What you will do. Write out each line in which the string "безработицы" is present.

(Items listed in a dataset)
##########

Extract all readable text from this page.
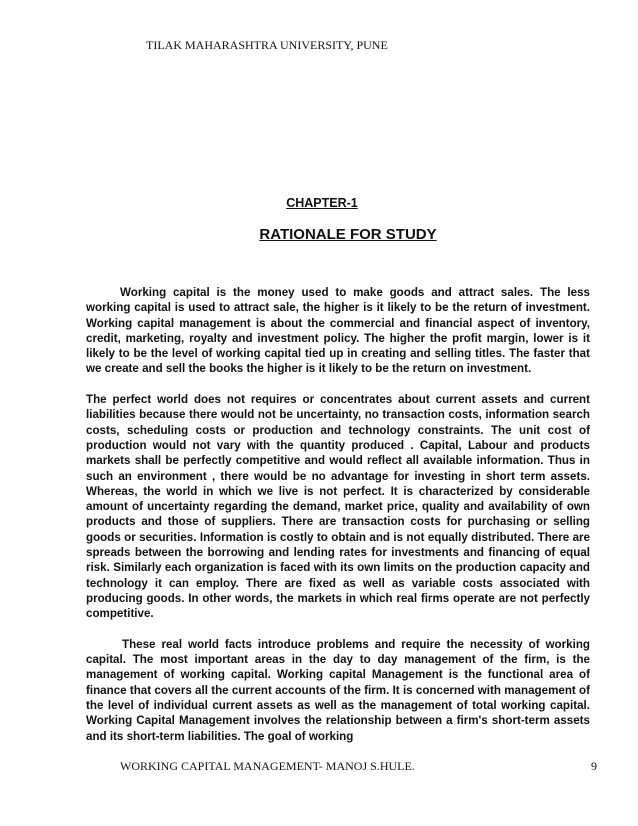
TILAK MAHARASHTRA UNIVERSITY, PUNE
CHAPTER-1
RATIONALE FOR STUDY

Working capital is the money used to make goods and attract sales. The less working capital is used to attract sale, the higher is it likely to be the return of investment. Working capital management is about the commercial and financial aspect of inventory, credit, marketing, royalty and investment policy. The higher the profit margin, lower is it likely to be the level of working capital tied up in creating and selling titles. The faster that we create and sell the books the higher is it likely to be the return on investment.

The perfect world does not requires or concentrates about current assets and current liabilities because there would not be uncertainty, no transaction costs, information search costs, scheduling costs or production and technology constraints. The unit cost of production would not vary with the quantity produced . Capital, Labour and products markets shall be perfectly competitive and would reflect all available information. Thus in such an environment , there would be no advantage for investing in short term assets. Whereas, the world in which we live is not perfect. It is characterized by considerable amount of uncertainty regarding the demand, market price, quality and availability of own products and those of suppliers. There are transaction costs for purchasing or selling goods or securities. Information is costly to obtain and is not equally distributed. There are spreads between the borrowing and lending rates for investments and financing of equal risk. Similarly each organization is faced with its own limits on the production capacity and technology it can employ. There are fixed as well as variable costs associated with producing goods. In other words, the markets in which real firms operate are not perfectly competitive.

These real world facts introduce problems and require the necessity of working capital. The most important areas in the day to day management of the firm, is the management of working capital. Working capital Management is the functional area of finance that covers all the current accounts of the firm. It is concerned with management of the level of individual current assets as well as the management of total working capital. Working Capital Management involves the relationship between a firm's short-term assets and its short-term liabilities. The goal of working

WORKING CAPITAL MANAGEMENT- MANOJ S.HULE.	9
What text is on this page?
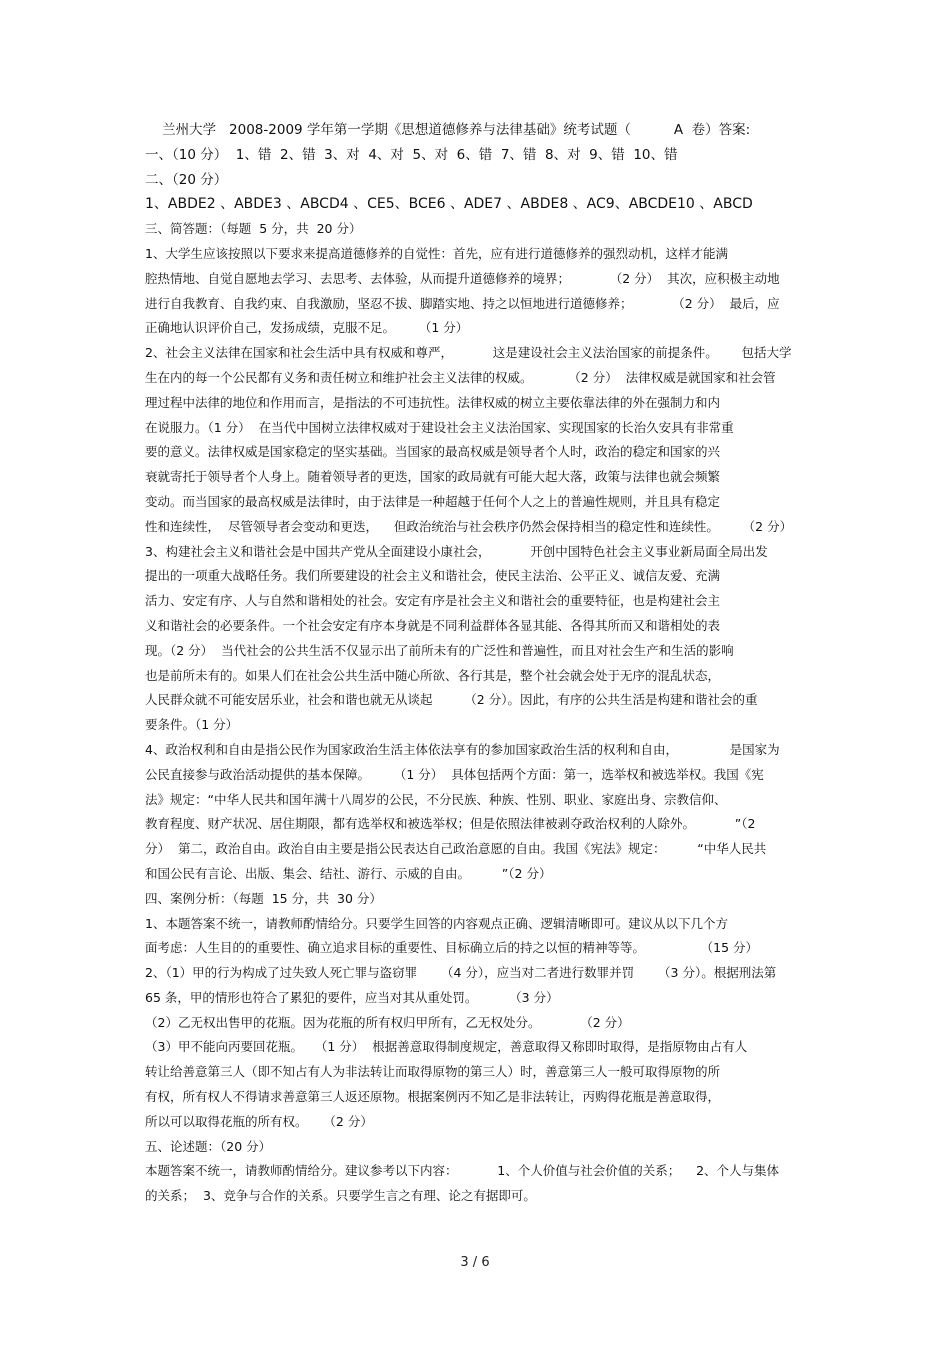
兰州大学   2008-2009 学年第一学期《思想道德修养与法律基础》统考试题（          A  卷）答案:
一、（10 分）  1、错  2、错  3、对  4、对  5、对  6、错  7、错  8、对  9、错  10、错
二、（20 分）
1、ABDE2 、ABDE3 、ABCD4 、CE5、BCE6 、ADE7 、ABDE8 、AC9、ABCDE10 、ABCD
三、简答题：（每题  5 分，共  20 分）
1、大学生应该按照以下要求来提高道德修养的自觉性：首先，应有进行道德修养的强烈动机，这样才能满
腔热情地、自觉自愿地去学习、去思考、去体验，从而提升道德修养的境界；          （2 分）  其次，应积极主动地
进行自我教育、自我约束、自我激励，坚忍不拔、脚踏实地、持之以恒地进行道德修养；          （2 分）  最后，应
正确地认识评价自己，发扬成绩，克服不足。      （1 分）
2、社会主义法律在国家和社会生活中具有权威和尊严，          这是建设社会主义法治国家的前提条件。      包括大学
生在内的每一个公民都有义务和责任树立和维护社会主义法律的权威。         （2 分）  法律权威是就国家和社会管
理过程中法律的地位和作用而言，是指法的不可违抗性。法律权威的树立主要依靠法律的外在强制力和内
在说服力。（1 分）  在当代中国树立法律权威对于建设社会主义法治国家、实现国家的长治久安具有非常重
要的意义。法律权威是国家稳定的坚实基础。当国家的最高权威是领导者个人时，政治的稳定和国家的兴
衰就寄托于领导者个人身上。随着领导者的更迭，国家的政局就有可能大起大落，政策与法律也就会频繁
变动。而当国家的最高权威是法律时，由于法律是一种超越于任何个人之上的普遍性规则，并且具有稳定
性和连续性，  尽管领导者会变动和更迭，    但政治统治与社会秩序仍然会保持相当的稳定性和连续性。      （2 分）
3、构建社会主义和谐社会是中国共产党从全面建设小康社会，          开创中国特色社会主义事业新局面全局出发
提出的一项重大战略任务。我们所要建设的社会主义和谐社会，使民主法治、公平正义、诚信友爱、充满
活力、安定有序、人与自然和谐相处的社会。安定有序是社会主义和谐社会的重要特征，也是构建社会主
义和谐社会的必要条件。一个社会安定有序本身就是不同利益群体各显其能、各得其所而又和谐相处的表
现。（2 分）  当代社会的公共生活不仅显示出了前所未有的广泛性和普遍性，而且对社会生产和生活的影响
也是前所未有的。如果人们在社会公共生活中随心所欲、各行其是，整个社会就会处于无序的混乱状态，
人民群众就不可能安居乐业，社会和谐也就无从谈起        （2 分）。因此，有序的公共生活是构建和谐社会的重
要条件。（1 分）
4、政治权利和自由是指公民作为国家政治生活主体依法享有的参加国家政治生活的权利和自由，             是国家为
公民直接参与政治活动提供的基本保障。      （1 分）  具体包括两个方面：第一，选举权和被选举权。我国《宪
法》规定：“中华人民共和国年满十八周岁的公民，不分民族、种族、性别、职业、家庭出身、宗教信仰、
教育程度、财产状况、居住期限，都有选举权和被选举权；但是依照法律被剥夺政治权利的人除外。          ”（2
分）  第二，政治自由。政治自由主要是指公民表达自己政治意愿的自由。我国《宪法》规定：        “中华人民共
和国公民有言论、出版、集会、结社、游行、示威的自由。        ”（2 分）
四、案例分析：（每题  15 分，共  30 分）
1、本题答案不统一，请教师酌情给分。只要学生回答的内容观点正确、逻辑清晰即可。建议从以下几个方
面考虑：人生目的的重要性、确立追求目标的重要性、目标确立后的持之以恒的精神等等。              （15 分）
2、（1）甲的行为构成了过失致人死亡罪与盗窃罪      （4 分），应当对二者进行数罪并罚      （3 分）。根据刑法第
65 条，甲的情形也符合了累犯的要件，应当对其从重处罚。        （3 分）
（2）乙无权出售甲的花瓶。因为花瓶的所有权归甲所有，乙无权处分。          （2 分）
（3）甲不能向丙要回花瓶。   （1 分）  根据善意取得制度规定，善意取得又称即时取得，是指原物由占有人
转让给善意第三人（即不知占有人为非法转让而取得原物的第三人）时，善意第三人一般可取得原物的所
有权，所有权人不得请求善意第三人返还原物。根据案例丙不知乙是非法转让，丙购得花瓶是善意取得，
所以可以取得花瓶的所有权。    （2 分）
五、论述题：（20 分）
本题答案不统一，请教师酌情给分。建议参考以下内容：          1、个人价值与社会价值的关系；    2、个人与集体
的关系；  3、竞争与合作的关系。只要学生言之有理、论之有据即可。
3 / 6
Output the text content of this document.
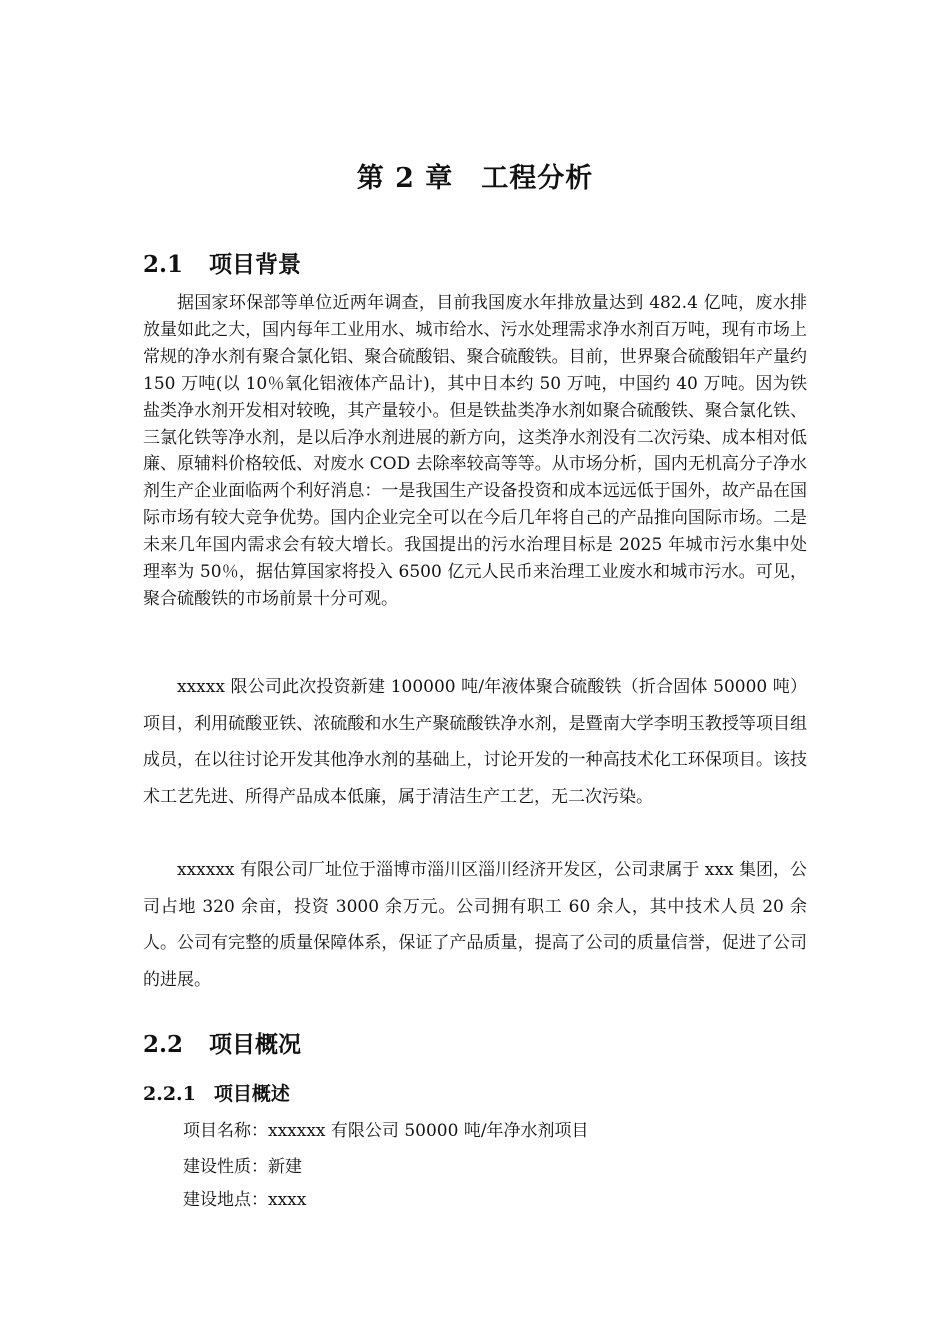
第 2 章　工程分析
2.1 项目背景

据国家环保部等单位近两年调查，目前我国废水年排放量达到 482.4 亿吨，废水排放量如此之大，国内每年工业用水、城市给水、污水处理需求净水剂百万吨，现有市场上常规的净水剂有聚合氯化铝、聚合硫酸铝、聚合硫酸铁。目前，世界聚合硫酸铝年产量约 150 万吨(以 10％氧化铝液体产品计)，其中日本约 50 万吨，中国约 40 万吨。因为铁盐类净水剂开发相对较晚，其产量较小。但是铁盐类净水剂如聚合硫酸铁、聚合氯化铁、三氯化铁等净水剂，是以后净水剂进展的新方向，这类净水剂没有二次污染、成本相对低廉、原辅料价格较低、对废水 COD 去除率较高等等。从市场分析，国内无机高分子净水剂生产企业面临两个利好消息：一是我国生产设备投资和成本远远低于国外，故产品在国际市场有较大竞争优势。国内企业完全可以在今后几年将自己的产品推向国际市场。二是未来几年国内需求会有较大增长。我国提出的污水治理目标是 2025 年城市污水集中处理率为 50％，据估算国家将投入 6500 亿元人民币来治理工业废水和城市污水。可见，聚合硫酸铁的市场前景十分可观。

xxxxx 限公司此次投资新建 100000 吨/年液体聚合硫酸铁（折合固体 50000 吨）项目，利用硫酸亚铁、浓硫酸和水生产聚硫酸铁净水剂，是暨南大学李明玉教授等项目组成员，在以往讨论开发其他净水剂的基础上，讨论开发的一种高技术化工环保项目。该技术工艺先进、所得产品成本低廉，属于清洁生产工艺，无二次污染。

xxxxxx 有限公司厂址位于淄博市淄川区淄川经济开发区，公司隶属于 xxx 集团，公司占地 320 余亩，投资 3000 余万元。公司拥有职工 60 余人，其中技术人员 20 余人。公司有完整的质量保障体系，保证了产品质量，提高了公司的质量信誉，促进了公司的进展。

2.2 项目概况
2.2.1 项目概述
项目名称：xxxxxx 有限公司 50000 吨/年净水剂项目
建设性质：新建
建设地点：xxxx
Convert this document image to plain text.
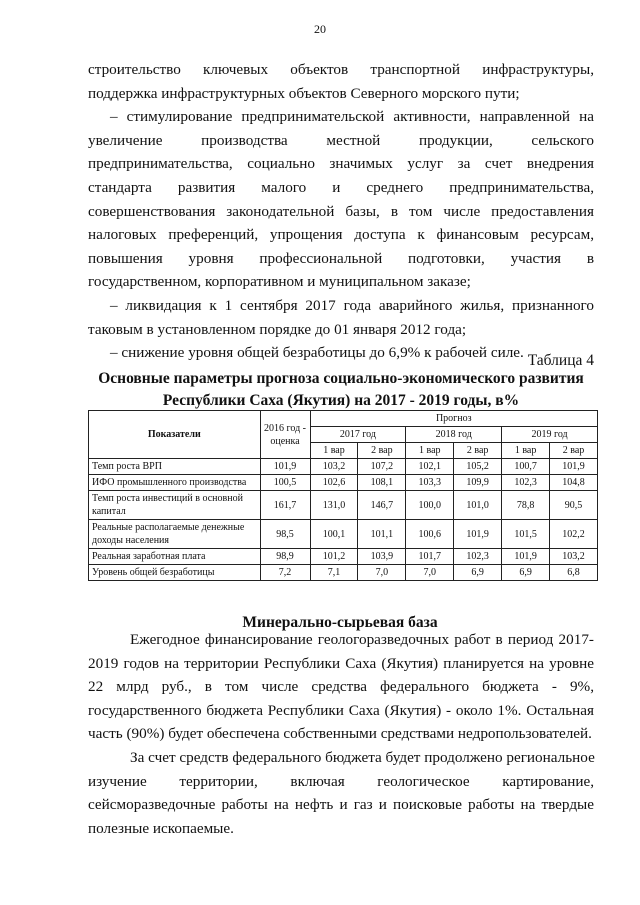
20
строительство ключевых объектов транспортной инфраструктуры,
поддержка инфраструктурных объектов Северного морского пути;
– стимулирование предпринимательской активности, направленной на
увеличение производства местной продукции, сельского
предпринимательства, социально значимых услуг за счет внедрения
стандарта развития малого и среднего предпринимательства,
совершенствования законодательной базы, в том числе предоставления
налоговых преференций, упрощения доступа к финансовым ресурсам,
повышения уровня профессиональной подготовки, участия в
государственном, корпоративном и муниципальном заказе;
– ликвидация к 1 сентября 2017 года аварийного жилья, признанного
таковым в установленном порядке до 01 января 2012 года;
– снижение уровня общей безработицы до 6,9% к рабочей силе. Таблица 4
Основные параметры прогноза социально-экономического развития
Республики Саха (Якутия) на 2017 - 2019 годы, в%
Показатели	2016 год - оценка	Прогноз					
		2017 год		2018 год		2019 год	
		1 вар	2 вар	1 вар	2 вар	1 вар	2 вар
Темп роста ВРП	101,9	103,2	107,2	102,1	105,2	100,7	101,9
ИФО промышленного производства	100,5	102,6	108,1	103,3	109,9	102,3	104,8
Темп роста инвестиций в основной капитал	161,7	131,0	146,7	100,0	101,0	78,8	90,5
Реальные располагаемые денежные доходы населения	98,5	100,1	101,1	100,6	101,9	101,5	102,2
Реальная заработная плата	98,9	101,2	103,9	101,7	102,3	101,9	103,2
Уровень общей безработицы	7,2	7,1	7,0	7,0	6,9	6,9	6,8
Минерально-сырьевая база
Ежегодное финансирование геологоразведочных работ в период 2017-
2019 годов на территории Республики Саха (Якутия) планируется на уровне
22 млрд руб., в том числе средства федерального бюджета - 9%,
государственного бюджета Республики Саха (Якутия) - около 1%. Остальная
часть (90%) будет обеспечена собственными средствами недропользователей.
За счет средств федерального бюджета будет продолжено региональное
изучение территории, включая геологическое картирование,
сейсморазведочные работы на нефть и газ и поисковые работы на твердые
полезные ископаемые.
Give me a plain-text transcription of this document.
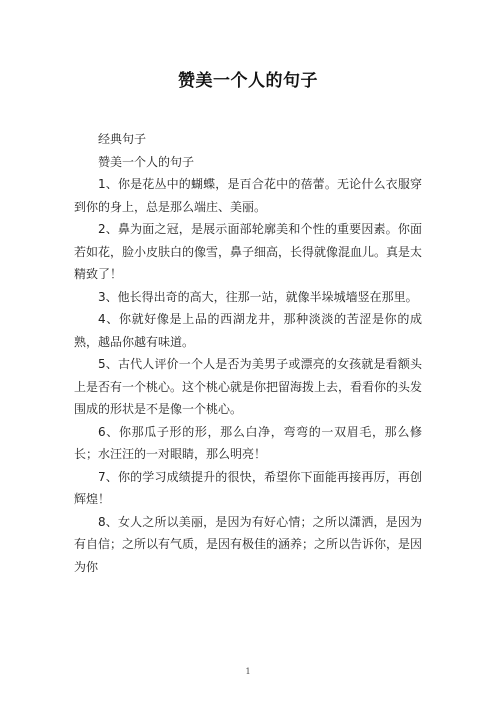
赞美一个人的句子

经典句子

赞美一个人的句子

1、你是花丛中的蝴蝶，是百合花中的蓓蕾。无论什么衣服穿到你的身上，总是那么端庄、美丽。

2、鼻为面之冠，是展示面部轮廓美和个性的重要因素。你面若如花，脸小皮肤白的像雪，鼻子细高，长得就像混血儿。真是太精致了！

3、他长得出奇的高大，往那一站，就像半垛城墙竖在那里。

4、你就好像是上品的西湖龙井，那种淡淡的苦涩是你的成熟，越品你越有味道。

5、古代人评价一个人是否为美男子或漂亮的女孩就是看额头上是否有一个桃心。这个桃心就是你把留海拨上去，看看你的头发围成的形状是不是像一个桃心。

6、你那瓜子形的形，那么白净，弯弯的一双眉毛，那么修长；水汪汪的一对眼睛，那么明亮！

7、你的学习成绩提升的很快，希望你下面能再接再厉，再创辉煌！

8、女人之所以美丽，是因为有好心情；之所以潇洒，是因为有自信；之所以有气质，是因有极佳的涵养；之所以告诉你，是因为你

1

##########

Answer in full.
– снижение уровня общей безработицы до 6,9% к рабочей силе. Таблица 4
Уровень общей безработицы	7,2	7,1	7,0	7,0	6,9	6,9	6,8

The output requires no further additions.